Material for the task →
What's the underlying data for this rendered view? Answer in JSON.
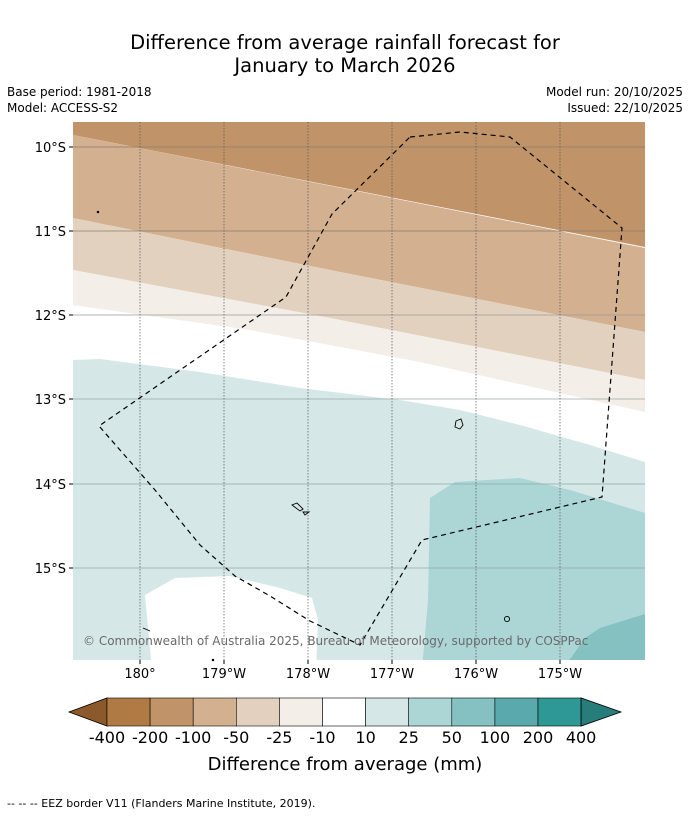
{
  "title_line1": "Difference from average rainfall forecast for",
  "title_line2": "January to March 2026",
  "base_period": "Base period: 1981-2018",
  "model": "Model: ACCESS-S2",
  "model_run": "Model run: 20/10/2025",
  "issued": "Issued: 22/10/2025",
  "map": {
    "lat_labels": [
      "10°S",
      "11°S",
      "12°S",
      "13°S",
      "14°S",
      "15°S"
    ],
    "lon_labels": [
      "180°",
      "179°W",
      "178°W",
      "177°W",
      "176°W",
      "175°W"
    ],
    "copyright": "© Commonwealth of Australia 2025, Bureau of Meteorology, supported by COSPPac"
  },
  "colorbar": {
    "labels": [
      "-400",
      "-200",
      "-100",
      "-50",
      "-25",
      "-10",
      "10",
      "25",
      "50",
      "100",
      "200",
      "400"
    ],
    "colors": [
      "#8c5a2a",
      "#b07a44",
      "#c09468",
      "#d3b08f",
      "#e3d1bf",
      "#f3eee8",
      "#ffffff",
      "#d5e8e7",
      "#acd5d6",
      "#86c1c2",
      "#5aaaad",
      "#2e9895",
      "#287c7a"
    ],
    "title": "Difference from average (mm)"
  },
  "footnote": "--  --  -- EEZ border V11 (Flanders Marine Institute, 2019)."
}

Instruction →
Locate the lines above that hold the word "Difference". Show every one of them.

Exercise answer →
  "title_line1": "Difference from average rainfall forecast for",
    "title": "Difference from average (mm)"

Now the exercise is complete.